§ **Work required**
Work through the following lines and count those that hold the word "Medicare". Reply with that number only.

§ **Records for processing**

______________________________

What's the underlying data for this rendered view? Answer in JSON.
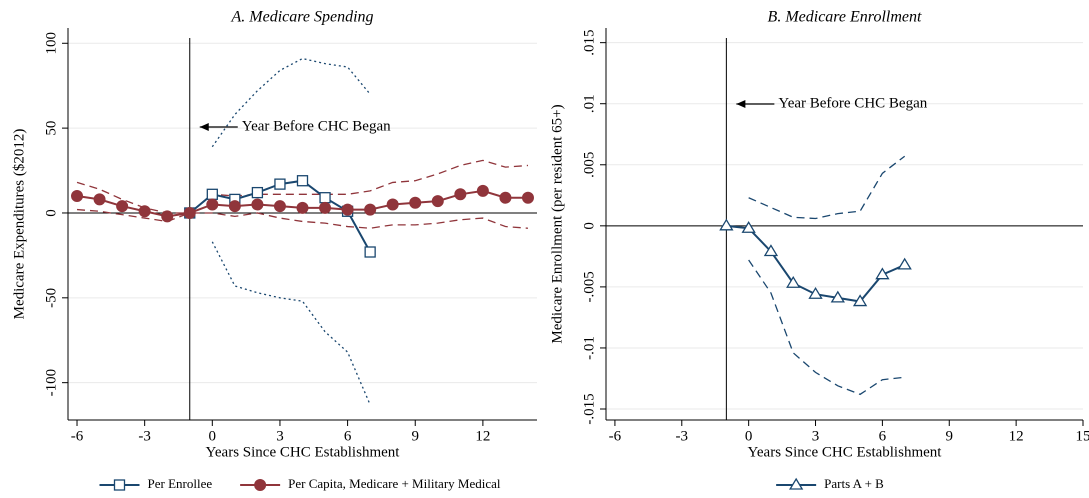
{
  "chart_data": [
    {
      "type": "line",
      "title": "A. Medicare Spending",
      "x_label": "Years Since CHC Establishment",
      "y_label": "Medicare Expenditures ($2012)",
      "annotation": "Year Before CHC Began",
      "vline": -1,
      "hline": 0,
      "grid": true,
      "xlim": [
        -6.4,
        14.4
      ],
      "ylim": [
        -122,
        109
      ],
      "xticks": [
        -6,
        -3,
        0,
        3,
        6,
        9,
        12
      ],
      "yticks": [
        -100,
        -50,
        0,
        50,
        100
      ],
      "x": [
        -6,
        -5,
        -4,
        -3,
        -2,
        -1,
        0,
        1,
        2,
        3,
        4,
        5,
        6,
        7,
        8,
        9,
        10,
        11,
        12,
        13,
        14
      ],
      "series": [
        {
          "color": "#1a476f",
          "style": "dotted",
          "marker": "none",
          "values": [
            null,
            null,
            null,
            null,
            null,
            null,
            39,
            58,
            72,
            84,
            91,
            88,
            86,
            70,
            null,
            null,
            null,
            null,
            null,
            null,
            null
          ]
        },
        {
          "color": "#1a476f",
          "style": "dotted",
          "marker": "none",
          "values": [
            null,
            null,
            null,
            null,
            null,
            null,
            -17,
            -43,
            -47,
            -50,
            -52,
            -70,
            -82,
            -113,
            null,
            null,
            null,
            null,
            null,
            null,
            null
          ]
        },
        {
          "color": "#90353b",
          "style": "dashed",
          "marker": "none",
          "values": [
            18,
            14,
            8,
            3,
            0,
            0,
            11,
            10,
            11,
            11,
            11,
            11,
            11,
            13,
            18,
            19,
            23,
            28,
            31,
            27,
            28
          ]
        },
        {
          "color": "#90353b",
          "style": "dashed",
          "marker": "none",
          "values": [
            2,
            1,
            -1,
            -3,
            -5,
            0,
            0,
            -2,
            0,
            -3,
            -5,
            -6,
            -8,
            -9,
            -7,
            -7,
            -6,
            -4,
            -3,
            -8,
            -9
          ]
        },
        {
          "name": "Per Enrollee",
          "color": "#1a476f",
          "style": "solid",
          "marker": "square",
          "values": [
            null,
            null,
            null,
            null,
            null,
            0,
            11,
            8,
            12,
            17,
            19,
            9,
            1,
            -23,
            null,
            null,
            null,
            null,
            null,
            null,
            null
          ]
        },
        {
          "name": "Per Capita, Medicare + Military Medical",
          "color": "#90353b",
          "style": "solid",
          "marker": "circle",
          "values": [
            10,
            8,
            4,
            1,
            -2,
            0,
            5,
            4,
            5,
            4,
            3,
            3,
            2,
            2,
            5,
            6,
            7,
            11,
            13,
            9,
            9
          ]
        }
      ]
    },
    {
      "type": "line",
      "title": "B. Medicare Enrollment",
      "x_label": "Years Since CHC Establishment",
      "y_label": "Medicare Enrollment (per resident 65+)",
      "annotation": "Year Before CHC Began",
      "vline": -1,
      "hline": 0,
      "grid": true,
      "xlim": [
        -6.4,
        15
      ],
      "ylim": [
        -0.0159,
        0.0162
      ],
      "xticks": [
        -6,
        -3,
        0,
        3,
        6,
        9,
        12,
        15
      ],
      "yticks": [
        {
          "value": -0.015,
          "label": "-.015"
        },
        {
          "value": -0.01,
          "label": "-.01"
        },
        {
          "value": -0.005,
          "label": "-.005"
        },
        0,
        {
          "value": 0.005,
          "label": ".005"
        },
        {
          "value": 0.01,
          "label": ".01"
        },
        {
          "value": 0.015,
          "label": ".015"
        }
      ],
      "x": [
        -1,
        0,
        1,
        2,
        3,
        4,
        5,
        6,
        7
      ],
      "series": [
        {
          "color": "#1a476f",
          "style": "dashed",
          "marker": "none",
          "values": [
            null,
            0.0023,
            0.0015,
            0.0007,
            0.0006,
            0.001,
            0.0012,
            0.0043,
            0.0057
          ]
        },
        {
          "color": "#1a476f",
          "style": "dashed",
          "marker": "none",
          "values": [
            null,
            -0.0028,
            -0.0055,
            -0.0104,
            -0.012,
            -0.0131,
            -0.0138,
            -0.0126,
            -0.0124
          ]
        },
        {
          "name": "Parts A + B",
          "color": "#1a476f",
          "style": "solid",
          "marker": "triangle",
          "values": [
            0,
            -0.0002,
            -0.0021,
            -0.0047,
            -0.0056,
            -0.0059,
            -0.0062,
            -0.004,
            -0.0032
          ]
        }
      ]
    }
  ]
}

______________________________

§ **The output**
5